Entries shown:
◆ ◆ ◆ ◆ ◆
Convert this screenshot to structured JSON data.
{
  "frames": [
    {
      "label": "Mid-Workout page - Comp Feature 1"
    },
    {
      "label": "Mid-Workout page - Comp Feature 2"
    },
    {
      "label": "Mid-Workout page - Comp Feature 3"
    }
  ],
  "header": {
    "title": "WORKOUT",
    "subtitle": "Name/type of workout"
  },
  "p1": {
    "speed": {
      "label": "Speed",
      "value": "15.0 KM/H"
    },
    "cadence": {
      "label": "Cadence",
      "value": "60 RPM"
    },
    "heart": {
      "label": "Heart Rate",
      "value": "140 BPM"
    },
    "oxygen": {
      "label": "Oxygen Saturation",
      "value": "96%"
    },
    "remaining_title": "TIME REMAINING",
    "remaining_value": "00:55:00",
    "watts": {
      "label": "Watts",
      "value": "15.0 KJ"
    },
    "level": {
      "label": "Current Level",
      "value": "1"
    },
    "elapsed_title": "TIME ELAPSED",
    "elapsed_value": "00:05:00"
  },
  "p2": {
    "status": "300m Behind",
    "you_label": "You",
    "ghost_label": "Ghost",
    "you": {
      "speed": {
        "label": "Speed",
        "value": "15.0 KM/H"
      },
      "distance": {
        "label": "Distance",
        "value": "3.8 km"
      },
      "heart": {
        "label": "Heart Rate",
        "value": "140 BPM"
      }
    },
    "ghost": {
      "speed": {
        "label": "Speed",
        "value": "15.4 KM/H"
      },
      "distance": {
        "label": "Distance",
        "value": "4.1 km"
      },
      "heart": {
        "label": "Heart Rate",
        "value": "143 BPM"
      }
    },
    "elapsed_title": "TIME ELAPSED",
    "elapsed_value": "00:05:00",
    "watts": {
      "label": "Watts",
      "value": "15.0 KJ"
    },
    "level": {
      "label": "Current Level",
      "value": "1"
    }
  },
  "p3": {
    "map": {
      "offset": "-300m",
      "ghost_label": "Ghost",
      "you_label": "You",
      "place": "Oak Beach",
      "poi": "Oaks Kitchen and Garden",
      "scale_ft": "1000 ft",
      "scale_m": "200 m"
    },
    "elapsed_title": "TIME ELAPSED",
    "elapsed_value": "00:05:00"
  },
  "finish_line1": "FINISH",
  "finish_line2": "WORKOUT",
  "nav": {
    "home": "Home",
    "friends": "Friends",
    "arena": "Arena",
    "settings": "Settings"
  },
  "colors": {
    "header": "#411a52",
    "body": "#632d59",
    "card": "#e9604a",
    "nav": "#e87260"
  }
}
◆ ◆ ◆ ◆ ◆
Exercise objective: Extract every line that has the string "page" in it.

Output:
      "label": "Mid-Workout page - Comp Feature 1"
      "label": "Mid-Workout page - Comp Feature 2"
      "label": "Mid-Workout page - Comp Feature 3"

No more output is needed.